----- Dataset entries -----

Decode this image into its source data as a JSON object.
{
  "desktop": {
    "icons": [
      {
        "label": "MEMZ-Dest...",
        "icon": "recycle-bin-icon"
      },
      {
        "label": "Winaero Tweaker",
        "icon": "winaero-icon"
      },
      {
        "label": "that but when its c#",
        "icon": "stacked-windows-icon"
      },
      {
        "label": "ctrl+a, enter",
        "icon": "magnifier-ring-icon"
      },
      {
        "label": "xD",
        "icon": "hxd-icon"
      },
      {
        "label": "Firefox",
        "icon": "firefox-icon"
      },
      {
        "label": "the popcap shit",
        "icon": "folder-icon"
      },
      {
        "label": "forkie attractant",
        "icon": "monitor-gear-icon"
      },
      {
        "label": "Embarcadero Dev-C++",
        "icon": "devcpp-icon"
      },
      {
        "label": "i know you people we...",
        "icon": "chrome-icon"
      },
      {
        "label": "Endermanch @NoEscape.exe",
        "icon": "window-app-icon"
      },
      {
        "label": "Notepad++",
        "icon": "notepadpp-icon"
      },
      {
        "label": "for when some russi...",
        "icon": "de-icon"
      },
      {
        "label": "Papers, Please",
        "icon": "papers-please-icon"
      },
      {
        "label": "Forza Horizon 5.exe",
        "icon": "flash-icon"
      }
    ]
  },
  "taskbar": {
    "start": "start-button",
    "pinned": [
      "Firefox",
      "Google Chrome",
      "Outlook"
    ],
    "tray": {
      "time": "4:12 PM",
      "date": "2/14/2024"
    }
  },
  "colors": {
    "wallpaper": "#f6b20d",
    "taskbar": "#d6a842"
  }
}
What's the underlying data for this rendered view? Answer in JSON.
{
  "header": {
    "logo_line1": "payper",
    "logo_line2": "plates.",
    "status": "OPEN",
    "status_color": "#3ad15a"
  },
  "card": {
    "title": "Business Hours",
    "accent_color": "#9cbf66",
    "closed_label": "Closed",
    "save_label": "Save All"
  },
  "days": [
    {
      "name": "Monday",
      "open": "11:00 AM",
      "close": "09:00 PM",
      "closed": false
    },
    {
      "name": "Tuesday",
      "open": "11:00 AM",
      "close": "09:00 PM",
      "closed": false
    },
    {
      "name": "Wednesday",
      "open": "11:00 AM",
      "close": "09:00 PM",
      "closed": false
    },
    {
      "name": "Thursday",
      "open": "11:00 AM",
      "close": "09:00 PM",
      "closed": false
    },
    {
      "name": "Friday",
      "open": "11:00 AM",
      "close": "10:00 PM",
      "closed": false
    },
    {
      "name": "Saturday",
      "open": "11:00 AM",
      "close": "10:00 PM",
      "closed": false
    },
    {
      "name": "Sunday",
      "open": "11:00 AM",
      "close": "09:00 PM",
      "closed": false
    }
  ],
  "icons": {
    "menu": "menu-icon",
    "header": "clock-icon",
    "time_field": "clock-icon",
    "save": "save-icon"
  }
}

-----

**Brief:** All of the lines above need to be given again exactly.

**Output of the exercise:**
Decode this image into its source data as a JSON object.
{
  "desktop": {
    "icons": [
      {
        "label": "MEMZ-Dest...",
        "icon": "recycle-bin-icon"
      },
      {
        "label": "Winaero Tweaker",
        "icon": "winaero-icon"
      },
      {
        "label": "that but when its c#",
        "icon": "stacked-windows-icon"
      },
      {
        "label": "ctrl+a, enter",
        "icon": "magnifier-ring-icon"
      },
      {
        "label": "xD",
        "icon": "hxd-icon"
      },
      {
        "label": "Firefox",
        "icon": "firefox-icon"
      },
      {
        "label": "the popcap shit",
        "icon": "folder-icon"
      },
      {
        "label": "forkie attractant",
        "icon": "monitor-gear-icon"
      },
      {
        "label": "Embarcadero Dev-C++",
        "icon": "devcpp-icon"
      },
      {
        "label": "i know you people we...",
        "icon": "chrome-icon"
      },
      {
        "label": "Endermanch @NoEscape.exe",
        "icon": "window-app-icon"
      },
      {
        "label": "Notepad++",
        "icon": "notepadpp-icon"
      },
      {
        "label": "for when some russi...",
        "icon": "de-icon"
      },
      {
        "label": "Papers, Please",
        "icon": "papers-please-icon"
      },
      {
        "label": "Forza Horizon 5.exe",
        "icon": "flash-icon"
      }
    ]
  },
  "taskbar": {
    "start": "start-button",
    "pinned": [
      "Firefox",
      "Google Chrome",
      "Outlook"
    ],
    "tray": {
      "time": "4:12 PM",
      "date": "2/14/2024"
    }
  },
  "colors": {
    "wallpaper": "#f6b20d",
    "taskbar": "#d6a842"
  }
}
What's the underlying data for this rendered view? Answer in JSON.
{
  "header": {
    "logo_line1": "payper",
    "logo_line2": "plates.",
    "status": "OPEN",
    "status_color": "#3ad15a"
  },
  "card": {
    "title": "Business Hours",
    "accent_color": "#9cbf66",
    "closed_label": "Closed",
    "save_label": "Save All"
  },
  "days": [
    {
      "name": "Monday",
      "open": "11:00 AM",
      "close": "09:00 PM",
      "closed": false
    },
    {
      "name": "Tuesday",
      "open": "11:00 AM",
      "close": "09:00 PM",
      "closed": false
    },
    {
      "name": "Wednesday",
      "open": "11:00 AM",
      "close": "09:00 PM",
      "closed": false
    },
    {
      "name": "Thursday",
      "open": "11:00 AM",
      "close": "09:00 PM",
      "closed": false
    },
    {
      "name": "Friday",
      "open": "11:00 AM",
      "close": "10:00 PM",
      "closed": false
    },
    {
      "name": "Saturday",
      "open": "11:00 AM",
      "close": "10:00 PM",
      "closed": false
    },
    {
      "name": "Sunday",
      "open": "11:00 AM",
      "close": "09:00 PM",
      "closed": false
    }
  ],
  "icons": {
    "menu": "menu-icon",
    "header": "clock-icon",
    "time_field": "clock-icon",
    "save": "save-icon"
  }
}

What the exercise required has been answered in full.